- [Work to complete]: Select lines where the word "Abfälle" appears.

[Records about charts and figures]
┄┄┄┄┄┄┄┄┄┄

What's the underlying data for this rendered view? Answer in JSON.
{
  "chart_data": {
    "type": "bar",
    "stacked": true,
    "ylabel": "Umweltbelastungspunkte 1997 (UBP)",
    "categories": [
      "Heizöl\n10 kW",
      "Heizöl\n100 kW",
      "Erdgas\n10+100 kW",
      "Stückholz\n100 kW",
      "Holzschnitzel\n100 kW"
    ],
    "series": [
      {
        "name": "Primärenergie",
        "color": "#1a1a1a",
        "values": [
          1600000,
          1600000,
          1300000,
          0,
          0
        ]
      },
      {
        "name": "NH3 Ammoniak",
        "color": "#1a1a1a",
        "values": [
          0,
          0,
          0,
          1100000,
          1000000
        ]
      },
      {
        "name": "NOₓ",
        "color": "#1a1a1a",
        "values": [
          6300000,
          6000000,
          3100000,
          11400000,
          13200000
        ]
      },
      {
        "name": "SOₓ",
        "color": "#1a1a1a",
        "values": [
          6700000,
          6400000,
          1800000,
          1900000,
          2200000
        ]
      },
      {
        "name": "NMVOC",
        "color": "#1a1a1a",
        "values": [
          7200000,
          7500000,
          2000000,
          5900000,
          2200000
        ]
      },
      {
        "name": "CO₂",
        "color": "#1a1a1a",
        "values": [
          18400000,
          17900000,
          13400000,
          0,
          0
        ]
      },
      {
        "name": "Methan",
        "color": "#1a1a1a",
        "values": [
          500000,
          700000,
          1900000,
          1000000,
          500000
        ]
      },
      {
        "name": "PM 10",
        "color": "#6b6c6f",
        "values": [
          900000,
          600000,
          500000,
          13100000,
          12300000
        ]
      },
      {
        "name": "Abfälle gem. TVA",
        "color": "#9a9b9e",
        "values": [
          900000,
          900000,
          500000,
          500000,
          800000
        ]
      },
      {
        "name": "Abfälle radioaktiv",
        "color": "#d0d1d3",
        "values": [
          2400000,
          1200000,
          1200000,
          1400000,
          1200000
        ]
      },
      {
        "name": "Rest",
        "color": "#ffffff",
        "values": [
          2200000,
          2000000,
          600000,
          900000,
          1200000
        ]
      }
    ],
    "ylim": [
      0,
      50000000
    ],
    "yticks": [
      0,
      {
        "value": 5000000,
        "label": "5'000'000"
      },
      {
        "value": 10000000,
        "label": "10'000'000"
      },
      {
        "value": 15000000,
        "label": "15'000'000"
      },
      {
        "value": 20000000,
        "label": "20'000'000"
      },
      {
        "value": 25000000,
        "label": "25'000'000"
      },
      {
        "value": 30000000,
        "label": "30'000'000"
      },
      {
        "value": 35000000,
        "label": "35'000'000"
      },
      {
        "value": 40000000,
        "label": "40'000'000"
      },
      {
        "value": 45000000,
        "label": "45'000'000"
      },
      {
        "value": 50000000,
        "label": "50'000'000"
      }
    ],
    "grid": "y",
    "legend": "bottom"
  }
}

┄┄┄┄┄┄┄┄┄┄

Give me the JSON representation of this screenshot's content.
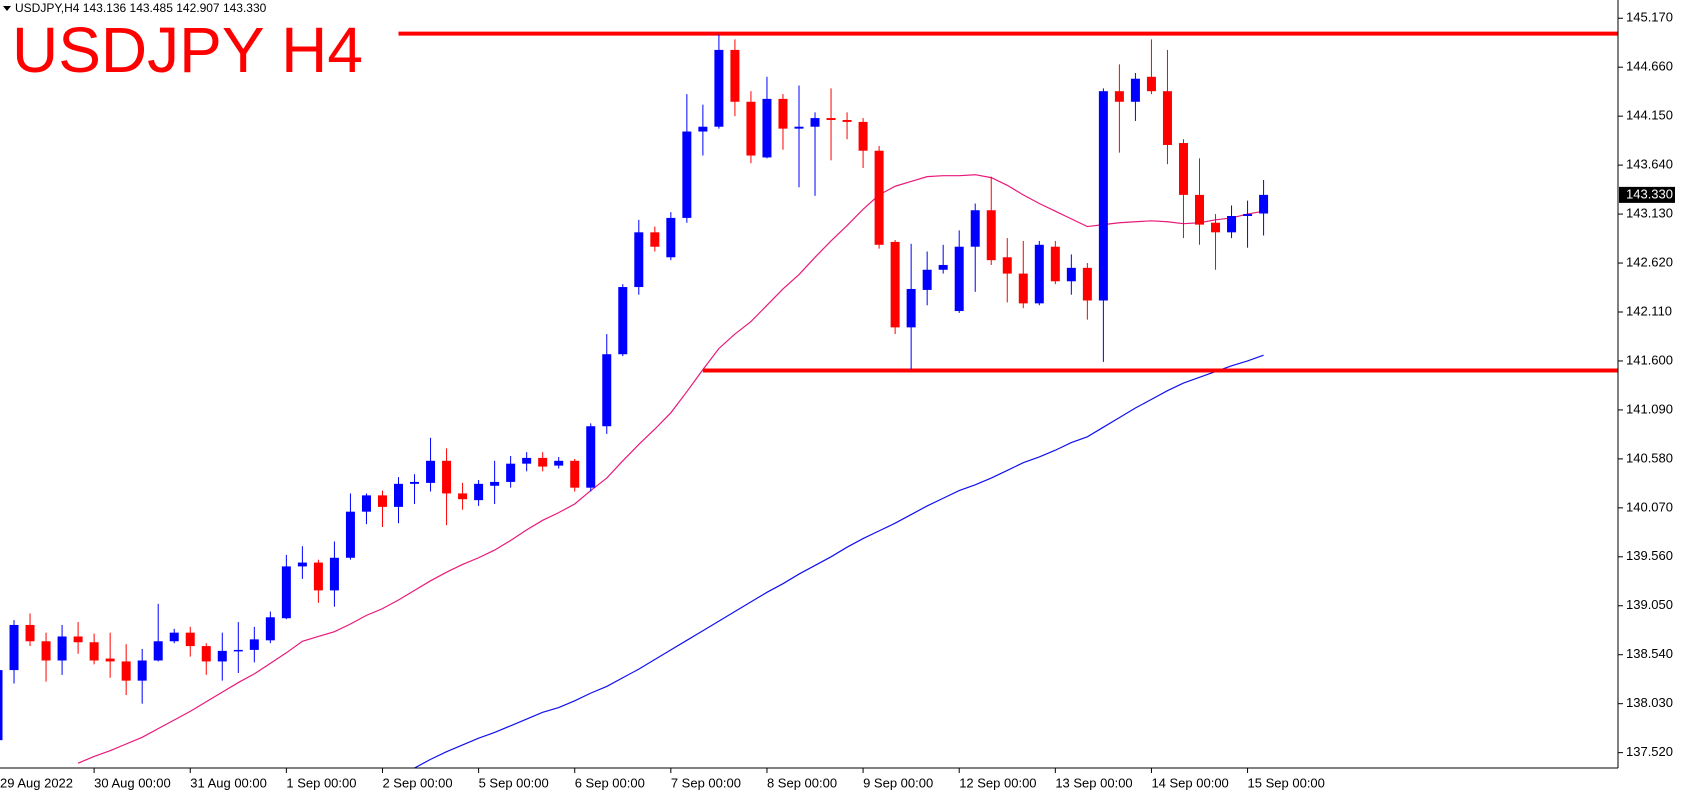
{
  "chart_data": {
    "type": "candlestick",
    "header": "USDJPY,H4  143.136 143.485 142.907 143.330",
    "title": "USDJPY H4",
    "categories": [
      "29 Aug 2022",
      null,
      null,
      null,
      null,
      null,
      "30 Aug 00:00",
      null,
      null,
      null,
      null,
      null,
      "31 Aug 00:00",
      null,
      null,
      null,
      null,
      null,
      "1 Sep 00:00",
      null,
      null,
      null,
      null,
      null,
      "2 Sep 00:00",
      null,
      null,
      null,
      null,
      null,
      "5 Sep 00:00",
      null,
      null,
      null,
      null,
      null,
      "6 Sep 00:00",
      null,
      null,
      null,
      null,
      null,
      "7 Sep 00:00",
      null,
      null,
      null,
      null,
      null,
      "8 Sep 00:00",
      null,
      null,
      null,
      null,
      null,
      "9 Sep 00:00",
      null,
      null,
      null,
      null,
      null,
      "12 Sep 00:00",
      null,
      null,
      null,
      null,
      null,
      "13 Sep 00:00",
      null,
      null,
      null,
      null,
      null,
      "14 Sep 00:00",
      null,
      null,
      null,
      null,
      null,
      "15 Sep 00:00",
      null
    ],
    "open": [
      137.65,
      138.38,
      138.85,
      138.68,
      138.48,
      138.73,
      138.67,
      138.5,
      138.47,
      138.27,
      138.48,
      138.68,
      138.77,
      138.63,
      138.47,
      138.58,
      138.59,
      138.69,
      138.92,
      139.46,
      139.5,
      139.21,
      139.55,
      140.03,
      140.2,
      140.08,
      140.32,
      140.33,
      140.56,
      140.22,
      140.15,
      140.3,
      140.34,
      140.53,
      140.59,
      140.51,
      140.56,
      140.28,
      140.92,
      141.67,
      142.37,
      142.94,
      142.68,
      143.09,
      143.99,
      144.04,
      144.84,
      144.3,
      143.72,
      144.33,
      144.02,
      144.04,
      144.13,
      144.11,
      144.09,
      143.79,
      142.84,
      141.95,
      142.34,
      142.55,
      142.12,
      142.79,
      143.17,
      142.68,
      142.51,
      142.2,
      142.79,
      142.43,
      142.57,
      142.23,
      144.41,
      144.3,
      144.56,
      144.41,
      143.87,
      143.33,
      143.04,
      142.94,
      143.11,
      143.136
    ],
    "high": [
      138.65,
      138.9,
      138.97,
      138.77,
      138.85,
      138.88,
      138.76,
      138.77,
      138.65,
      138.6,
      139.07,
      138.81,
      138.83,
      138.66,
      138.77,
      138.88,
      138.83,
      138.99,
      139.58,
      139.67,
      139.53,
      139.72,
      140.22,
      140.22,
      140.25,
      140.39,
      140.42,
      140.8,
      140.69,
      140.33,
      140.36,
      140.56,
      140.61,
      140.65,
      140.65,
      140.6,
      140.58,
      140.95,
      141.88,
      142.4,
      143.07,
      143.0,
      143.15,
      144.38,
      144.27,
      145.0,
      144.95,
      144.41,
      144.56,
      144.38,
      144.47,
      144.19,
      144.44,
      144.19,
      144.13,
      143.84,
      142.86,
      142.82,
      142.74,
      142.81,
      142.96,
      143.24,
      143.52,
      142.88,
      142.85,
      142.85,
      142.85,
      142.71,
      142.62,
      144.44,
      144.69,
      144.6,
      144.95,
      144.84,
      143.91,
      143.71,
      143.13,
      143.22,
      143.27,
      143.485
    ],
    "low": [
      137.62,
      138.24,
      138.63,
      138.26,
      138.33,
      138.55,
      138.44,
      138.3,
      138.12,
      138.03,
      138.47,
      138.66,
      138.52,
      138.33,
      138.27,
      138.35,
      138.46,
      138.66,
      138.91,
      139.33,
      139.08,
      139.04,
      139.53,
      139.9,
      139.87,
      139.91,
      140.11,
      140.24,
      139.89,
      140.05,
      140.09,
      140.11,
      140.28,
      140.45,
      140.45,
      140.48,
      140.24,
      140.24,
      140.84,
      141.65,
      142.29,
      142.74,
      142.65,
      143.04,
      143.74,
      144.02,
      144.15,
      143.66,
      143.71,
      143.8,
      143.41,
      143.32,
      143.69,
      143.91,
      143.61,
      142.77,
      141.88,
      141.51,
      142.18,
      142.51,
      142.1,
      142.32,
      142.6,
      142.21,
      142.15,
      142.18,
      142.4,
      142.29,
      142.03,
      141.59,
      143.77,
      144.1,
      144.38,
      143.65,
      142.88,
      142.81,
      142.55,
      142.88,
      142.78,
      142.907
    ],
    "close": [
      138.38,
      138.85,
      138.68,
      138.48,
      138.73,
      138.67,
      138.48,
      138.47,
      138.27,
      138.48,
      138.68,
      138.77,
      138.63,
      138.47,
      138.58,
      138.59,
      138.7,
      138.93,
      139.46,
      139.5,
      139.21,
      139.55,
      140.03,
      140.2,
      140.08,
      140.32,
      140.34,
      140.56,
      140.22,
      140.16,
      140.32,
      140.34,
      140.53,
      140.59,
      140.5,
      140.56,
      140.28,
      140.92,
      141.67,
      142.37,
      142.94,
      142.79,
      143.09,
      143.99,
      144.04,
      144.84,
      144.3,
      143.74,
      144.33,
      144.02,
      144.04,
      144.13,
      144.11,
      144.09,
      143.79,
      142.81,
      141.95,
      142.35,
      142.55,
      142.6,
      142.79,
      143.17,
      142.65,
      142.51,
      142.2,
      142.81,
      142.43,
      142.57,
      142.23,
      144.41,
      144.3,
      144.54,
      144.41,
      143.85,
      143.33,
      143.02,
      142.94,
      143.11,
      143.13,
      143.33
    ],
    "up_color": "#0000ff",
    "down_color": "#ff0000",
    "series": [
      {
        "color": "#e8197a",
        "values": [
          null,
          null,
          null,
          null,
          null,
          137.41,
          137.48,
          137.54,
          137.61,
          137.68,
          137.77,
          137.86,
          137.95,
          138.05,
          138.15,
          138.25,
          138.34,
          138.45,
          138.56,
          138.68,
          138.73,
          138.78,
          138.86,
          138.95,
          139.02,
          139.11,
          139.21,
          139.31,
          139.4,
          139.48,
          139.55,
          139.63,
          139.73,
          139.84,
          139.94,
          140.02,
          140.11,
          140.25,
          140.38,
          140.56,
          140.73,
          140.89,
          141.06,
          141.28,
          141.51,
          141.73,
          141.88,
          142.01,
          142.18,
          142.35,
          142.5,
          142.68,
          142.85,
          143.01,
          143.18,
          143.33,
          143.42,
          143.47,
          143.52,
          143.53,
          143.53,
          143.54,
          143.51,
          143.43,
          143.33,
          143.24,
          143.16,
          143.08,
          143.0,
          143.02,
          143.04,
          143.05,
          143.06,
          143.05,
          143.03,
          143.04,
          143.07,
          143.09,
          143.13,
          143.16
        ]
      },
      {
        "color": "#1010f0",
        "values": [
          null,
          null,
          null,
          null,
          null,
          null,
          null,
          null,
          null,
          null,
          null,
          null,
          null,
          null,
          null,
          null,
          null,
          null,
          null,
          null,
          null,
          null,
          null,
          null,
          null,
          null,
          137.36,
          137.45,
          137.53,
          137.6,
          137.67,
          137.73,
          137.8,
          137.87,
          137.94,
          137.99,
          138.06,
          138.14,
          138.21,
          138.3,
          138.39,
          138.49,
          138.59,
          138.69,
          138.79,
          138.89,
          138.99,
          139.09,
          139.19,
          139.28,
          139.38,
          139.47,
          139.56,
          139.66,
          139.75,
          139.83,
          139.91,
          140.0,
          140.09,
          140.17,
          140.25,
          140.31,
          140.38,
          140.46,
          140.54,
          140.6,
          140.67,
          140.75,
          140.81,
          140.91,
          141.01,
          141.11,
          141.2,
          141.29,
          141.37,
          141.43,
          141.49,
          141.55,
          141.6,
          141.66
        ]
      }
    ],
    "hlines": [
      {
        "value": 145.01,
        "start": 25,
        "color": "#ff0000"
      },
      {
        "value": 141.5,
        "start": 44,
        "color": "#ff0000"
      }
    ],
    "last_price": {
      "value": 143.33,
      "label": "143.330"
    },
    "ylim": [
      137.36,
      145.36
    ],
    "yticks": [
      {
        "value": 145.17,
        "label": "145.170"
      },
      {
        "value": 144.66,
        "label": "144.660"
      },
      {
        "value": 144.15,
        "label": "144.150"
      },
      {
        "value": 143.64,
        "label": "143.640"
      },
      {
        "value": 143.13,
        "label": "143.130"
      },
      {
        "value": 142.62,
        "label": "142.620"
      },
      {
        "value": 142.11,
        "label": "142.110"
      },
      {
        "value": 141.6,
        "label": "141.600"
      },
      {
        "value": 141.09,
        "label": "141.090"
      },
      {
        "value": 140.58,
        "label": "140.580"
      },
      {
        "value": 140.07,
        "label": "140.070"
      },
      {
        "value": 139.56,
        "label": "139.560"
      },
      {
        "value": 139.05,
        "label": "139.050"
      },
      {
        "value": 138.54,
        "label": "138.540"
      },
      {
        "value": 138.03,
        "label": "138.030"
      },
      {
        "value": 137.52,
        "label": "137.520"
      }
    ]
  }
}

┄┄┄┄┄┄┄┄┄┄

- [Correct output]:
        "name": "Abfälle gem. TVA",
        "name": "Abfälle radioaktiv",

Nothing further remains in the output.